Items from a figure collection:
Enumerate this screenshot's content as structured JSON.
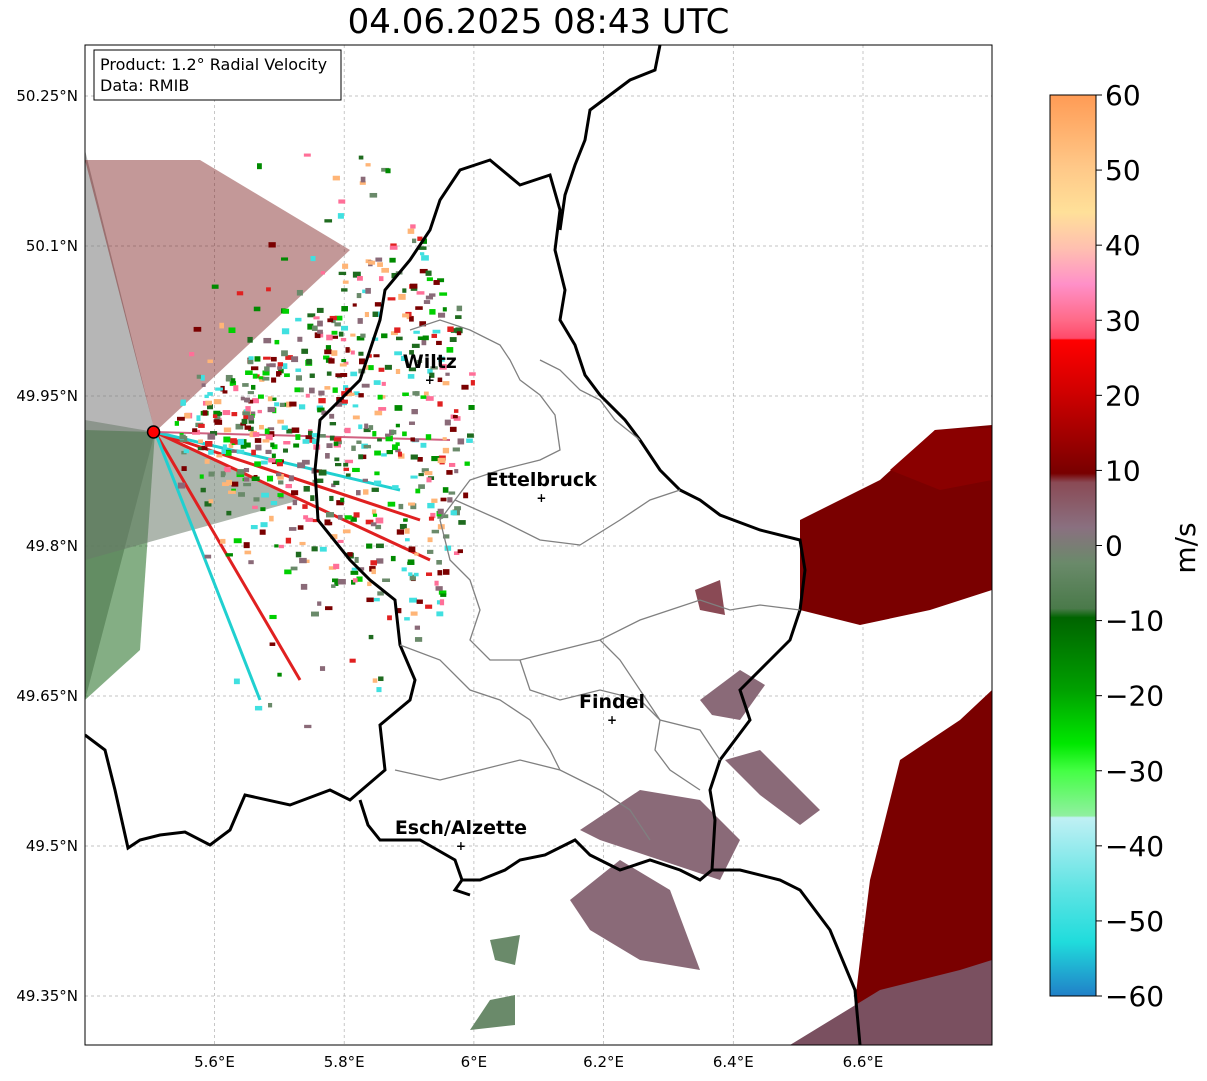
{
  "title": "04.06.2025 08:43 UTC",
  "info_box": {
    "line1": "Product: 1.2° Radial Velocity",
    "line2": "Data: RMIB"
  },
  "map": {
    "lon_range": [
      5.4,
      6.8
    ],
    "lat_range": [
      49.3,
      50.3
    ],
    "lat_ticks": [
      {
        "value": 50.25,
        "label": "50.25°N"
      },
      {
        "value": 50.1,
        "label": "50.1°N"
      },
      {
        "value": 49.95,
        "label": "49.95°N"
      },
      {
        "value": 49.8,
        "label": "49.8°N"
      },
      {
        "value": 49.65,
        "label": "49.65°N"
      },
      {
        "value": 49.5,
        "label": "49.5°N"
      },
      {
        "value": 49.35,
        "label": "49.35°N"
      }
    ],
    "lon_ticks": [
      {
        "value": 5.6,
        "label": "5.6°E"
      },
      {
        "value": 5.8,
        "label": "5.8°E"
      },
      {
        "value": 6.0,
        "label": "6°E"
      },
      {
        "value": 6.2,
        "label": "6.2°E"
      },
      {
        "value": 6.4,
        "label": "6.4°E"
      },
      {
        "value": 6.6,
        "label": "6.6°E"
      }
    ],
    "radar_site": {
      "lon": 5.506,
      "lat": 49.914
    },
    "cities": [
      {
        "name": "Wiltz",
        "lon": 5.932,
        "lat": 49.966
      },
      {
        "name": "Ettelbruck",
        "lon": 6.104,
        "lat": 49.848
      },
      {
        "name": "Findel",
        "lon": 6.213,
        "lat": 49.626
      },
      {
        "name": "Esch/Alzette",
        "lon": 5.98,
        "lat": 49.5
      }
    ]
  },
  "colorbar": {
    "label": "m/s",
    "min": -60,
    "max": 60,
    "ticks": [
      {
        "value": 60,
        "label": "60"
      },
      {
        "value": 50,
        "label": "50"
      },
      {
        "value": 40,
        "label": "40"
      },
      {
        "value": 30,
        "label": "30"
      },
      {
        "value": 20,
        "label": "20"
      },
      {
        "value": 10,
        "label": "10"
      },
      {
        "value": 0,
        "label": "0"
      },
      {
        "value": -10,
        "label": "−10"
      },
      {
        "value": -20,
        "label": "−20"
      },
      {
        "value": -30,
        "label": "−30"
      },
      {
        "value": -40,
        "label": "−40"
      },
      {
        "value": -50,
        "label": "−50"
      },
      {
        "value": -60,
        "label": "−60"
      }
    ],
    "colors_top_to_bottom": [
      "#ff9b55",
      "#ffb577",
      "#ffc888",
      "#ffe099",
      "#ffd0b0",
      "#ffb0b8",
      "#ff8fc8",
      "#ff6f98",
      "#ff4a6a",
      "#ff1a1a",
      "#e00000",
      "#b00000",
      "#800000",
      "#8a4a55",
      "#8a6a78",
      "#808080",
      "#6a8a6a",
      "#4a7a4a",
      "#006400",
      "#008a00",
      "#00b000",
      "#00e000",
      "#44ff44",
      "#88f0a0",
      "#c0f0f0",
      "#80e8e8",
      "#40e0e0",
      "#20c8d8",
      "#2080c8"
    ]
  }
}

● Goal
Print every entry exactly as written, without the pictures.

● Full answer
Enumerate this screenshot's content as structured JSON.
{
  "title": "04.06.2025 08:43 UTC",
  "info_box": {
    "line1": "Product: 1.2° Radial Velocity",
    "line2": "Data: RMIB"
  },
  "map": {
    "lon_range": [
      5.4,
      6.8
    ],
    "lat_range": [
      49.3,
      50.3
    ],
    "lat_ticks": [
      {
        "value": 50.25,
        "label": "50.25°N"
      },
      {
        "value": 50.1,
        "label": "50.1°N"
      },
      {
        "value": 49.95,
        "label": "49.95°N"
      },
      {
        "value": 49.8,
        "label": "49.8°N"
      },
      {
        "value": 49.65,
        "label": "49.65°N"
      },
      {
        "value": 49.5,
        "label": "49.5°N"
      },
      {
        "value": 49.35,
        "label": "49.35°N"
      }
    ],
    "lon_ticks": [
      {
        "value": 5.6,
        "label": "5.6°E"
      },
      {
        "value": 5.8,
        "label": "5.8°E"
      },
      {
        "value": 6.0,
        "label": "6°E"
      },
      {
        "value": 6.2,
        "label": "6.2°E"
      },
      {
        "value": 6.4,
        "label": "6.4°E"
      },
      {
        "value": 6.6,
        "label": "6.6°E"
      }
    ],
    "radar_site": {
      "lon": 5.506,
      "lat": 49.914
    },
    "cities": [
      {
        "name": "Wiltz",
        "lon": 5.932,
        "lat": 49.966
      },
      {
        "name": "Ettelbruck",
        "lon": 6.104,
        "lat": 49.848
      },
      {
        "name": "Findel",
        "lon": 6.213,
        "lat": 49.626
      },
      {
        "name": "Esch/Alzette",
        "lon": 5.98,
        "lat": 49.5
      }
    ]
  },
  "colorbar": {
    "label": "m/s",
    "min": -60,
    "max": 60,
    "ticks": [
      {
        "value": 60,
        "label": "60"
      },
      {
        "value": 50,
        "label": "50"
      },
      {
        "value": 40,
        "label": "40"
      },
      {
        "value": 30,
        "label": "30"
      },
      {
        "value": 20,
        "label": "20"
      },
      {
        "value": 10,
        "label": "10"
      },
      {
        "value": 0,
        "label": "0"
      },
      {
        "value": -10,
        "label": "−10"
      },
      {
        "value": -20,
        "label": "−20"
      },
      {
        "value": -30,
        "label": "−30"
      },
      {
        "value": -40,
        "label": "−40"
      },
      {
        "value": -50,
        "label": "−50"
      },
      {
        "value": -60,
        "label": "−60"
      }
    ],
    "colors_top_to_bottom": [
      "#ff9b55",
      "#ffb577",
      "#ffc888",
      "#ffe099",
      "#ffd0b0",
      "#ffb0b8",
      "#ff8fc8",
      "#ff6f98",
      "#ff4a6a",
      "#ff1a1a",
      "#e00000",
      "#b00000",
      "#800000",
      "#8a4a55",
      "#8a6a78",
      "#808080",
      "#6a8a6a",
      "#4a7a4a",
      "#006400",
      "#008a00",
      "#00b000",
      "#00e000",
      "#44ff44",
      "#88f0a0",
      "#c0f0f0",
      "#80e8e8",
      "#40e0e0",
      "#20c8d8",
      "#2080c8"
    ]
  }
}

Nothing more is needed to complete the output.